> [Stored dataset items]

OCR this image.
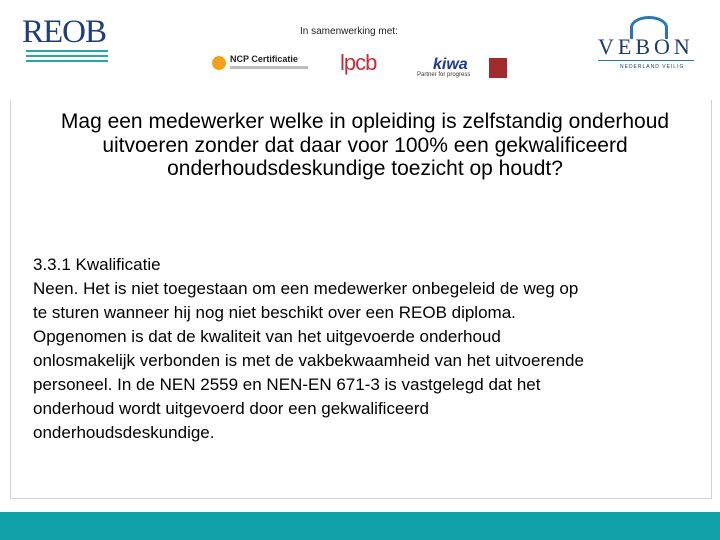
REOB	In samenwerking met:
NCP Certificatie lpcb	kiwa
Partner for progress
VEBON
NEDERLAND VEILIG
Mag een medewerker welke in opleiding is zelfstandig onderhoud uitvoeren zonder dat daar voor 100% een gekwalificeerd onderhoudsdeskundige toezicht op houdt?

3.3.1 Kwalificatie

Neen. Het is niet toegestaan om een medewerker onbegeleid de weg op te sturen wanneer hij nog niet beschikt over een REOB diploma. Opgenomen is dat de kwaliteit van het uitgevoerde onderhoud onlosmakelijk verbonden is met de vakbekwaamheid van het uitvoerende personeel. In de NEN 2559 en NEN-EN 671-3 is vastgelegd dat het onderhoud wordt uitgevoerd door een gekwalificeerd onderhoudsdeskundige.
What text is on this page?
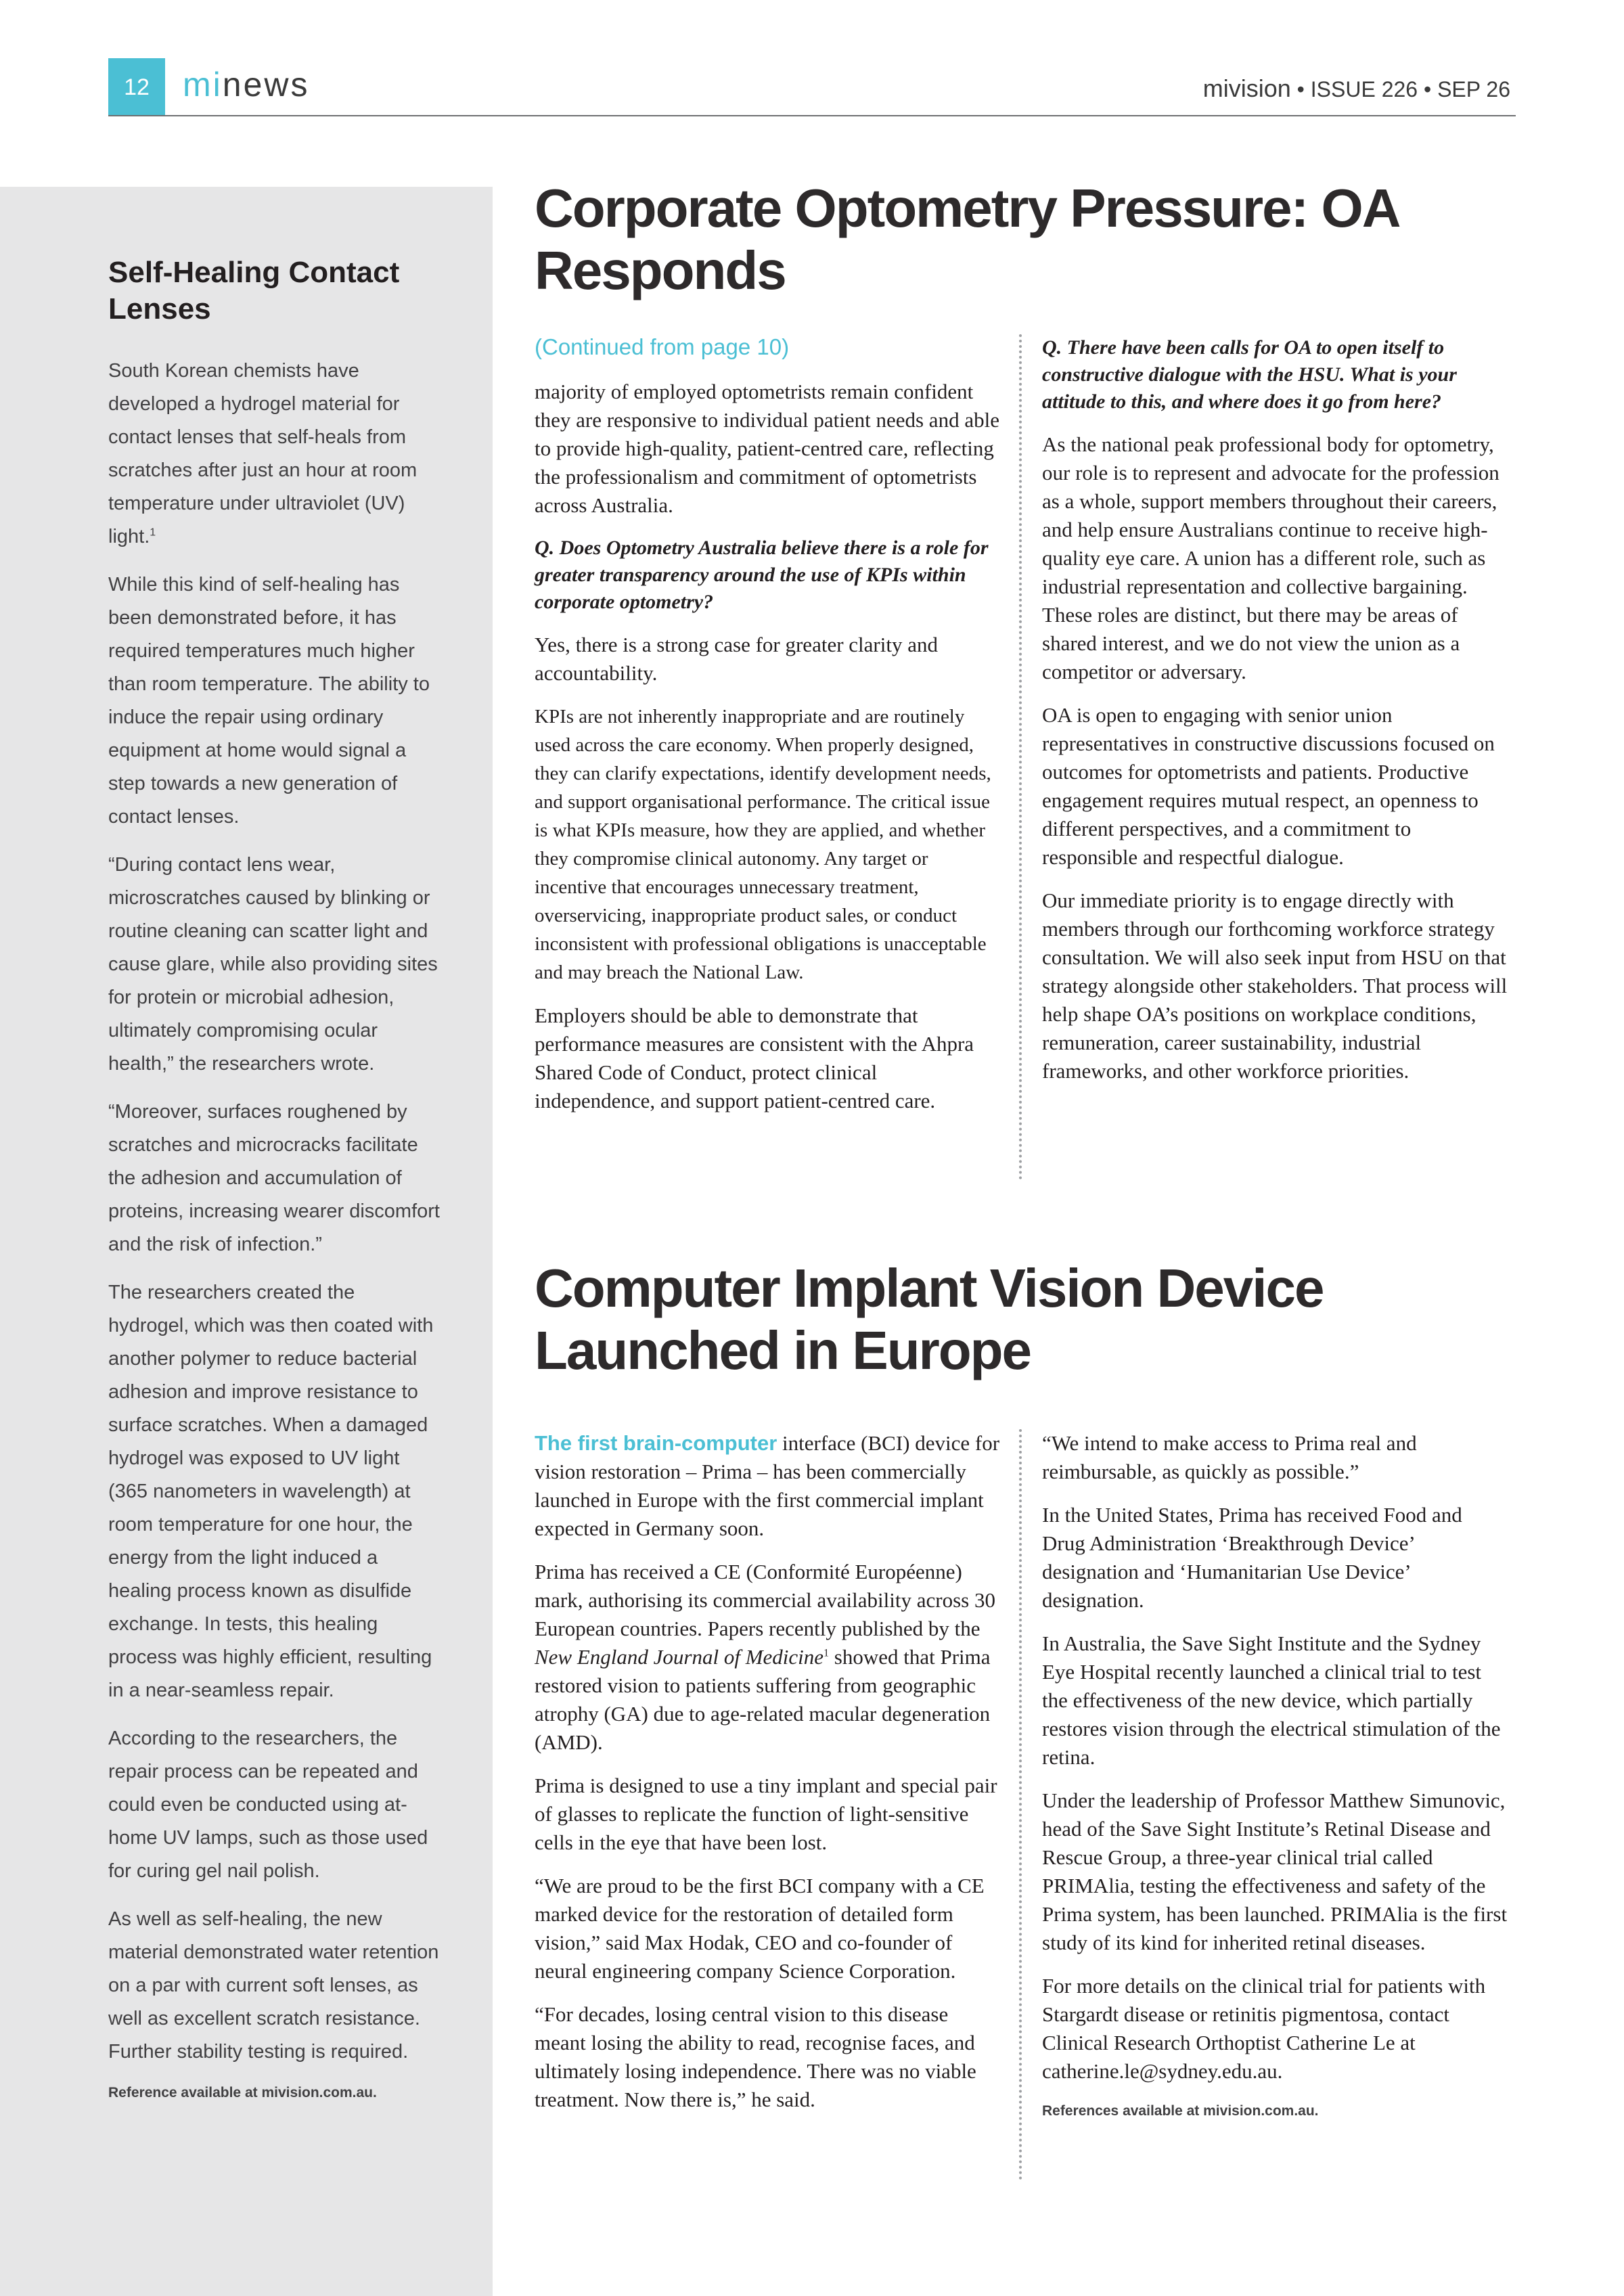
12 minews	mivision • ISSUE 226 • SEP 26
Self-Healing Contact Lenses

South Korean chemists have developed a hydrogel material for contact lenses that self-heals from scratches after just an hour at room temperature under ultraviolet (UV) light.$^1$

While this kind of self-healing has been demonstrated before, it has required temperatures much higher than room temperature. The ability to induce the repair using ordinary equipment at home would signal a step towards a new generation of contact lenses.

“During contact lens wear, microscratches caused by blinking or routine cleaning can scatter light and cause glare, while also providing sites for protein or microbial adhesion, ultimately compromising ocular health,” the researchers wrote.

“Moreover, surfaces roughened by scratches and microcracks facilitate the adhesion and accumulation of proteins, increasing wearer discomfort and the risk of infection.”

The researchers created the hydrogel, which was then coated with another polymer to reduce bacterial adhesion and improve resistance to surface scratches. When a damaged hydrogel was exposed to UV light (365 nanometers in wavelength) at room temperature for one hour, the energy from the light induced a healing process known as disulfide exchange. In tests, this healing process was highly efficient, resulting in a near-seamless repair.

According to the researchers, the repair process can be repeated and could even be conducted using at-home UV lamps, such as those used for curing gel nail polish.

As well as self-healing, the new material demonstrated water retention on a par with current soft lenses, as well as excellent scratch resistance. Further stability testing is required.

Reference available at mivision.com.au.
Corporate Optometry Pressure: OA Responds

(Continued from page 10)

majority of employed optometrists remain confident they are responsive to individual patient needs and able to provide high-quality, patient-centred care, reflecting the professionalism and commitment of optometrists across Australia.

Q. Does Optometry Australia believe there is a role for greater transparency around the use of KPIs within corporate optometry?

Yes, there is a strong case for greater clarity and accountability.

KPIs are not inherently inappropriate and are routinely used across the care economy. When properly designed, they can clarify expectations, identify development needs, and support organisational performance. The critical issue is what KPIs measure, how they are applied, and whether they compromise clinical autonomy. Any target or incentive that encourages unnecessary treatment, overservicing, inappropriate product sales, or conduct inconsistent with professional obligations is unacceptable and may breach the National Law.

Employers should be able to demonstrate that performance measures are consistent with the Ahpra Shared Code of Conduct, protect clinical independence, and support patient-centred care.

Q. There have been calls for OA to open itself to constructive dialogue with the HSU. What is your attitude to this, and where does it go from here?

As the national peak professional body for optometry, our role is to represent and advocate for the profession as a whole, support members throughout their careers, and help ensure Australians continue to receive high-quality eye care. A union has a different role, such as industrial representation and collective bargaining. These roles are distinct, but there may be areas of shared interest, and we do not view the union as a competitor or adversary.

OA is open to engaging with senior union representatives in constructive discussions focused on outcomes for optometrists and patients. Productive engagement requires mutual respect, an openness to different perspectives, and a commitment to responsible and respectful dialogue.

Our immediate priority is to engage directly with members through our forthcoming workforce strategy consultation. We will also seek input from HSU on that strategy alongside other stakeholders. That process will help shape OA’s positions on workplace conditions, remuneration, career sustainability, industrial frameworks, and other workforce priorities.

Computer Implant Vision Device Launched in Europe

The first brain-computer interface (BCI) device for vision restoration – Prima – has been commercially launched in Europe with the first commercial implant expected in Germany soon.

Prima has received a CE (Conformité Européenne) mark, authorising its commercial availability across 30 European countries. Papers recently published by the New England Journal of Medicine$^1$ showed that Prima restored vision to patients suffering from geographic atrophy (GA) due to age-related macular degeneration (AMD).

Prima is designed to use a tiny implant and special pair of glasses to replicate the function of light-sensitive cells in the eye that have been lost.

“We are proud to be the first BCI company with a CE marked device for the restoration of detailed form vision,” said Max Hodak, CEO and co-founder of neural engineering company Science Corporation.

“For decades, losing central vision to this disease meant losing the ability to read, recognise faces, and ultimately losing independence. There was no viable treatment. Now there is,” he said.

“We intend to make access to Prima real and reimbursable, as quickly as possible.”

In the United States, Prima has received Food and Drug Administration ‘Breakthrough Device’ designation and ‘Humanitarian Use Device’ designation.

In Australia, the Save Sight Institute and the Sydney Eye Hospital recently launched a clinical trial to test the effectiveness of the new device, which partially restores vision through the electrical stimulation of the retina.

Under the leadership of Professor Matthew Simunovic, head of the Save Sight Institute’s Retinal Disease and Rescue Group, a three-year clinical trial called PRIMAlia, testing the effectiveness and safety of the Prima system, has been launched. PRIMAlia is the first study of its kind for inherited retinal diseases.

For more details on the clinical trial for patients with Stargardt disease or retinitis pigmentosa, contact Clinical Research Orthoptist Catherine Le at catherine.le@sydney.edu.au.

References available at mivision.com.au.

> [Your objective] Using the records above, copy every line that has the word "first" in it.

> [Written reply]
The first brain-computer interface (BCI) device for vision restoration – Prima – has been commercially launched in Europe with the first commercial implant expected in Germany soon.
“We are proud to be the first BCI company with a CE marked device for the restoration of detailed form vision,” said Max Hodak, CEO and co-founder of neural engineering company Science Corporation.
Under the leadership of Professor Matthew Simunovic, head of the Save Sight Institute’s Retinal Disease and Rescue Group, a three-year clinical trial called PRIMAlia, testing the effectiveness and safety of the Prima system, has been launched. PRIMAlia is the first study of its kind for inherited retinal diseases.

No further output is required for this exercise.